YOUR GOAL - Go over the listing below line by line and tally those containing "this". Give only the tally.

..........

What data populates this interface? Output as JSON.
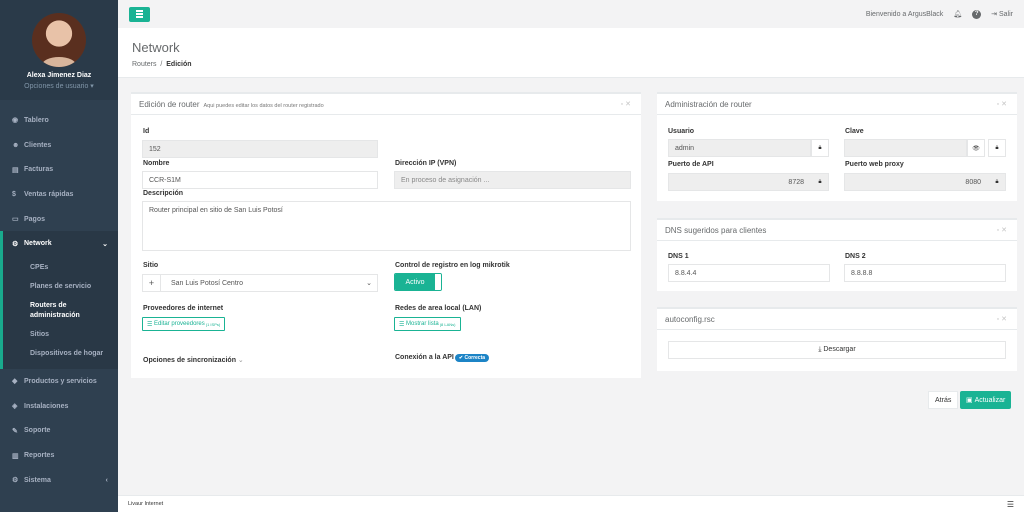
{
  "profile": {
    "name": "Alexa Jimenez Diaz",
    "options": "Opciones de usuario ▾"
  },
  "sidebar": {
    "items": [
      {
        "icon": "tachometer-icon",
        "glyph": "◉",
        "label": "Tablero"
      },
      {
        "icon": "users-icon",
        "glyph": "☻",
        "label": "Clientes"
      },
      {
        "icon": "file-icon",
        "glyph": "▤",
        "label": "Facturas"
      },
      {
        "icon": "dollar-icon",
        "glyph": "$",
        "label": "Ventas rápidas"
      },
      {
        "icon": "money-icon",
        "glyph": "▭",
        "label": "Pagos"
      }
    ],
    "active": {
      "glyph": "⚙",
      "label": "Network",
      "chevron": "⌄"
    },
    "subitems": [
      "CPEs",
      "Planes de servicio",
      "Routers de administración",
      "Sitios",
      "Dispositivos de hogar"
    ],
    "items_after": [
      {
        "icon": "cubes-icon",
        "glyph": "◆",
        "label": "Productos y servicios"
      },
      {
        "icon": "tag-icon",
        "glyph": "◈",
        "label": "Instalaciones"
      },
      {
        "icon": "wrench-icon",
        "glyph": "✎",
        "label": "Soporte"
      },
      {
        "icon": "bar-chart-icon",
        "glyph": "▥",
        "label": "Reportes"
      }
    ],
    "last": {
      "glyph": "⚙",
      "label": "Sistema",
      "chevron": "‹"
    }
  },
  "topbar": {
    "welcome": "Bienvenido a ArgusBlack",
    "logout": "Salir"
  },
  "page": {
    "title": "Network",
    "crumb_parent": "Routers",
    "crumb_sep": "/",
    "crumb_current": "Edición"
  },
  "edit_panel": {
    "title": "Edición de router",
    "subtitle": "Aqui puedes editar los datos del router registrado",
    "id_label": "Id",
    "id_value": "152",
    "name_label": "Nombre",
    "name_value": "CCR-S1M",
    "vpn_label": "Dirección IP (VPN)",
    "vpn_placeholder": "En proceso de asignación ...",
    "desc_label": "Descripción",
    "desc_value": "Router principal en sitio de San Luis Potosí",
    "site_label": "Sitio",
    "site_value": "San Luis Potosí Centro",
    "log_label": "Control de registro en log mikrotik",
    "log_value": "Activo",
    "providers_label": "Proveedores de internet",
    "providers_btn": "Editar proveedores",
    "providers_count": "(1 ISPs)",
    "lan_label": "Redes de area local (LAN)",
    "lan_btn": "Mostrar lista",
    "lan_count": "(8 LANs)",
    "sync_label": "Opciones de sincronización",
    "conn_label": "Conexión a la API",
    "conn_status": "✔ Correcta"
  },
  "admin_panel": {
    "title": "Administración de router",
    "user_label": "Usuario",
    "user_value": "admin",
    "pass_label": "Clave",
    "pass_value": "",
    "api_label": "Puerto de API",
    "api_value": "8728",
    "proxy_label": "Puerto web proxy",
    "proxy_value": "8080"
  },
  "dns_panel": {
    "title": "DNS sugeridos para clientes",
    "dns1_label": "DNS 1",
    "dns1_value": "8.8.4.4",
    "dns2_label": "DNS 2",
    "dns2_value": "8.8.8.8"
  },
  "autoconfig_panel": {
    "title": "autoconfig.rsc",
    "download": "⤓ Descargar"
  },
  "actions": {
    "back": "Atrás",
    "update": "Actualizar"
  },
  "footer": {
    "left": "Livaur Internet"
  },
  "colors": {
    "accent": "#1ab394",
    "sidebar": "#2f4050",
    "badge": "#1c84c6"
  }
}
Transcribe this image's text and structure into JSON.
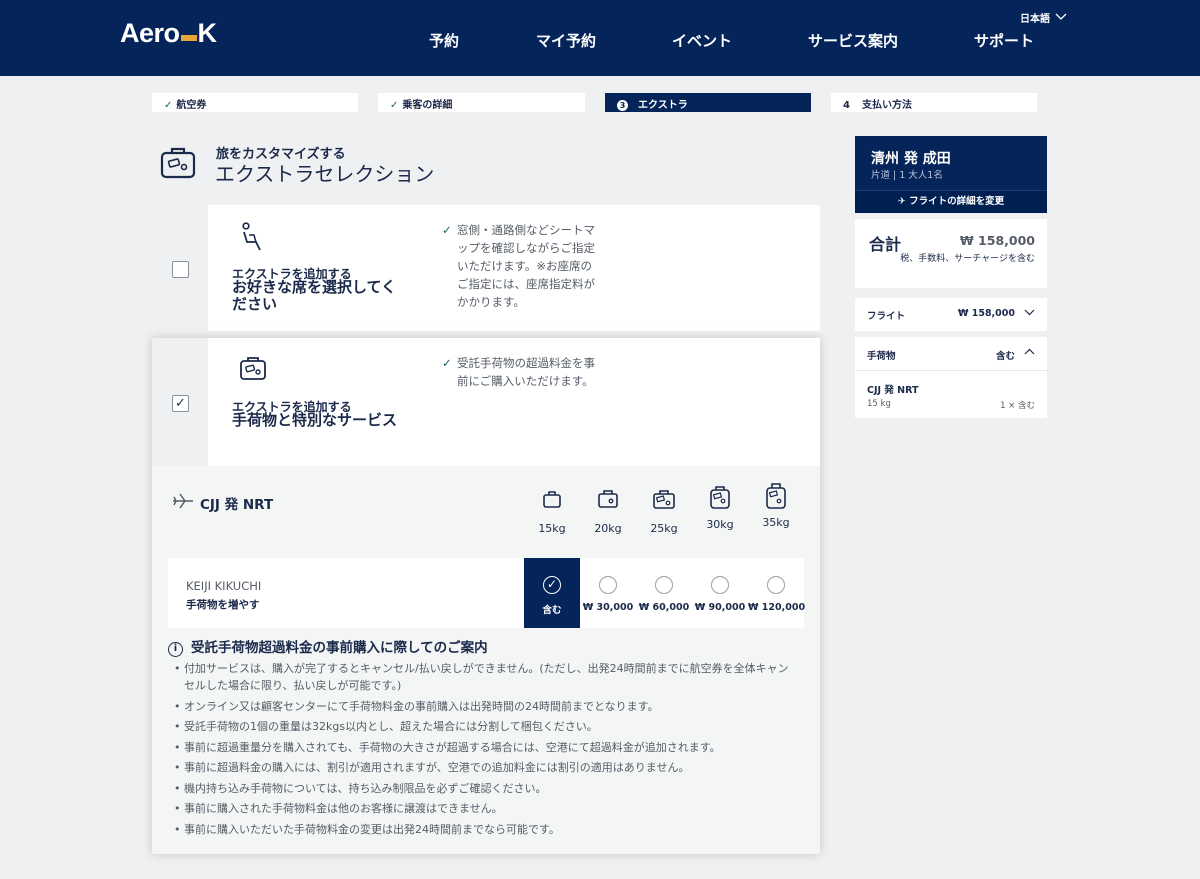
{
  "header": {
    "logo": {
      "left": "Aero",
      "right": "K"
    },
    "language": "日本語",
    "nav": [
      "予約",
      "マイ予約",
      "イベント",
      "サービス案内",
      "サポート"
    ]
  },
  "steps": [
    {
      "label": "航空券",
      "state": "done"
    },
    {
      "label": "乗客の詳細",
      "state": "done"
    },
    {
      "num": "3",
      "label": "エクストラ",
      "state": "active"
    },
    {
      "num": "4",
      "label": "支払い方法",
      "state": "pending"
    }
  ],
  "title": {
    "sub": "旅をカスタマイズする",
    "main": "エクストラセレクション"
  },
  "seat_card": {
    "checked": false,
    "add_label": "エクストラを追加する",
    "heading_line1": "お好きな席を選択してく",
    "heading_line2": "ださい",
    "desc_lines": [
      "窓側・通路側などシートマ",
      "ップを確認しながらご指定",
      "いただけます。※お座席の",
      "ご指定には、座席指定料が",
      "かかります。"
    ]
  },
  "bag_card": {
    "checked": true,
    "add_label": "エクストラを追加する",
    "heading": "手荷物と特別なサービス",
    "desc_lines": [
      "受託手荷物の超過料金を事",
      "前にご購入いただけます。"
    ],
    "route": "CJJ 発 NRT",
    "weights": [
      "15kg",
      "20kg",
      "25kg",
      "30kg",
      "35kg"
    ],
    "passenger": {
      "name": "KEIJI KIKUCHI",
      "sub": "手荷物を増やす"
    },
    "prices": [
      "含む",
      "₩ 30,000",
      "₩ 60,000",
      "₩ 90,000",
      "₩ 120,000"
    ],
    "selected_price_index": 0,
    "notice_title": "受託手荷物超過料金の事前購入に際してのご案内",
    "notices": [
      "付加サービスは、購入が完了するとキャンセル/払い戻しができません。(ただし、出発24時間前までに航空券を全体キャン",
      "セルした場合に限り、払い戻しが可能です。)",
      "オンライン又は顧客センターにて手荷物料金の事前購入は出発時間の24時間前までとなります。",
      "受託手荷物の1個の重量は32kgs以内とし、超えた場合には分割して梱包ください。",
      "事前に超過重量分を購入されても、手荷物の大きさが超過する場合には、空港にて超過料金が追加されます。",
      "事前に超過料金の購入には、割引が適用されますが、空港での追加料金には割引の適用はありません。",
      "機内持ち込み手荷物については、持ち込み制限品を必ずご確認ください。",
      "事前に購入された手荷物料金は他のお客様に譲渡はできません。",
      "事前に購入いただいた手荷物料金の変更は出発24時間前までなら可能です。"
    ]
  },
  "summary": {
    "route": "清州 発 成田",
    "trip": "片道 | 1 大人1名",
    "change_button": "フライトの詳細を変更",
    "total_label": "合計",
    "total_value": "₩ 158,000",
    "total_note": "税、手数料、サーチャージを含む",
    "flight_label": "フライト",
    "flight_value": "₩ 158,000",
    "bag_label": "手荷物",
    "bag_value": "含む",
    "bag_route": "CJJ 発 NRT",
    "bag_weight": "15 kg",
    "bag_qty": "1 × 含む"
  },
  "colors": {
    "navy": "#04245a",
    "accent": "#e8a53a",
    "background": "#eff0f2",
    "teal_check": "#1b5c66"
  }
}
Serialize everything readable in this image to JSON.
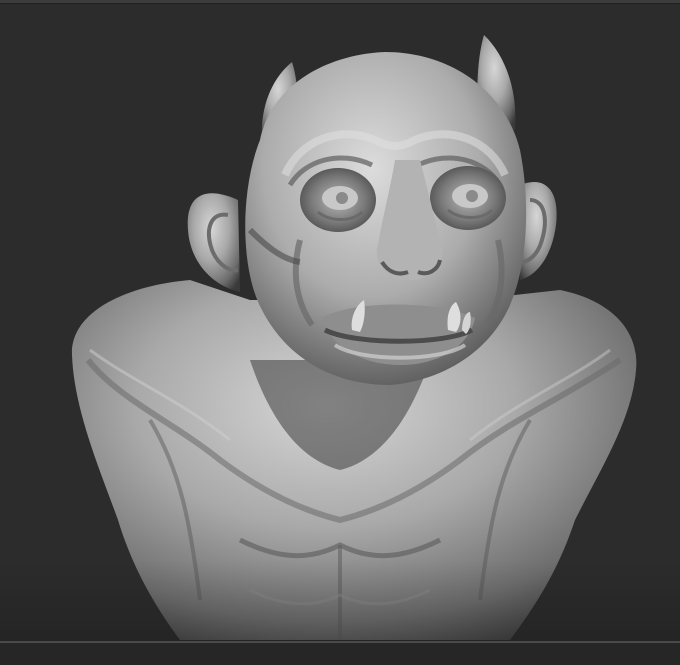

..........

FULL OUTPUT - 3